begin DATA SECTION

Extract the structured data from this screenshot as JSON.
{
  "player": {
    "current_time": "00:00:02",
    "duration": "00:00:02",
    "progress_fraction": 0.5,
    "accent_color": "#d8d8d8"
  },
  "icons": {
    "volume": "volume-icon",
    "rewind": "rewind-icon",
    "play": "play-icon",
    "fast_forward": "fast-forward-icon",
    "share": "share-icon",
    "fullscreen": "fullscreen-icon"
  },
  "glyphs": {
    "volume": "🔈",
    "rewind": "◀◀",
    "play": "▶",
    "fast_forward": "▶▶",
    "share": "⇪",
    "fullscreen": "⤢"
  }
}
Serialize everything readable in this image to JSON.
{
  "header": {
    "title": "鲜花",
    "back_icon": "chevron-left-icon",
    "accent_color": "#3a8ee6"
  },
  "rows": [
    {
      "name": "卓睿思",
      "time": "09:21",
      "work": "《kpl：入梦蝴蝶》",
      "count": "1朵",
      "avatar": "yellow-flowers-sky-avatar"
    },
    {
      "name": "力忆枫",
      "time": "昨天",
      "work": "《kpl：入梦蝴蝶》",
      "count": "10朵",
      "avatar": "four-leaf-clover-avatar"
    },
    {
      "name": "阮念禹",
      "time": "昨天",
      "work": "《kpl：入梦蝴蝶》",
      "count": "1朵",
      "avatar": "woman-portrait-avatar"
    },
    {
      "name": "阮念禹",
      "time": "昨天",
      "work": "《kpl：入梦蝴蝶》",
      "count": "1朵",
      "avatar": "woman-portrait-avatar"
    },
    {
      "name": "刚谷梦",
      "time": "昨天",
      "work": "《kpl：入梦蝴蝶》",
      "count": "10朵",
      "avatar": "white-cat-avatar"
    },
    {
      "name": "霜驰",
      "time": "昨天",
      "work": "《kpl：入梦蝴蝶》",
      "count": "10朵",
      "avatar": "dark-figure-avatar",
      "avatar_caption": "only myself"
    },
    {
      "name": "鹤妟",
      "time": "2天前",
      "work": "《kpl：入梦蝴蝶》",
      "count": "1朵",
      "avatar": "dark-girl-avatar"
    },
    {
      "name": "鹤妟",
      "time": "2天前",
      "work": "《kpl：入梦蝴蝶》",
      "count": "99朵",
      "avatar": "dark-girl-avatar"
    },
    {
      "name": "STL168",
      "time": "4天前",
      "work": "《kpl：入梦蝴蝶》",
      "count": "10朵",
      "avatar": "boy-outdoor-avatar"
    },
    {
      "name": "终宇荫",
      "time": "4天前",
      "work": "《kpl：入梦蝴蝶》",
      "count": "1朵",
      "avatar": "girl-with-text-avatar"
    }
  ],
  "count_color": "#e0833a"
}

end DATA SECTION

Output the data above exactly, please, line for line.

Extract the structured data from this screenshot as JSON.
{
  "player": {
    "current_time": "00:00:02",
    "duration": "00:00:02",
    "progress_fraction": 0.5,
    "accent_color": "#d8d8d8"
  },
  "icons": {
    "volume": "volume-icon",
    "rewind": "rewind-icon",
    "play": "play-icon",
    "fast_forward": "fast-forward-icon",
    "share": "share-icon",
    "fullscreen": "fullscreen-icon"
  },
  "glyphs": {
    "volume": "🔈",
    "rewind": "◀◀",
    "play": "▶",
    "fast_forward": "▶▶",
    "share": "⇪",
    "fullscreen": "⤢"
  }
}
Serialize everything readable in this image to JSON.
{
  "header": {
    "title": "鲜花",
    "back_icon": "chevron-left-icon",
    "accent_color": "#3a8ee6"
  },
  "rows": [
    {
      "name": "卓睿思",
      "time": "09:21",
      "work": "《kpl：入梦蝴蝶》",
      "count": "1朵",
      "avatar": "yellow-flowers-sky-avatar"
    },
    {
      "name": "力忆枫",
      "time": "昨天",
      "work": "《kpl：入梦蝴蝶》",
      "count": "10朵",
      "avatar": "four-leaf-clover-avatar"
    },
    {
      "name": "阮念禹",
      "time": "昨天",
      "work": "《kpl：入梦蝴蝶》",
      "count": "1朵",
      "avatar": "woman-portrait-avatar"
    },
    {
      "name": "阮念禹",
      "time": "昨天",
      "work": "《kpl：入梦蝴蝶》",
      "count": "1朵",
      "avatar": "woman-portrait-avatar"
    },
    {
      "name": "刚谷梦",
      "time": "昨天",
      "work": "《kpl：入梦蝴蝶》",
      "count": "10朵",
      "avatar": "white-cat-avatar"
    },
    {
      "name": "霜驰",
      "time": "昨天",
      "work": "《kpl：入梦蝴蝶》",
      "count": "10朵",
      "avatar": "dark-figure-avatar",
      "avatar_caption": "only myself"
    },
    {
      "name": "鹤妟",
      "time": "2天前",
      "work": "《kpl：入梦蝴蝶》",
      "count": "1朵",
      "avatar": "dark-girl-avatar"
    },
    {
      "name": "鹤妟",
      "time": "2天前",
      "work": "《kpl：入梦蝴蝶》",
      "count": "99朵",
      "avatar": "dark-girl-avatar"
    },
    {
      "name": "STL168",
      "time": "4天前",
      "work": "《kpl：入梦蝴蝶》",
      "count": "10朵",
      "avatar": "boy-outdoor-avatar"
    },
    {
      "name": "终宇荫",
      "time": "4天前",
      "work": "《kpl：入梦蝴蝶》",
      "count": "1朵",
      "avatar": "girl-with-text-avatar"
    }
  ],
  "count_color": "#e0833a"
}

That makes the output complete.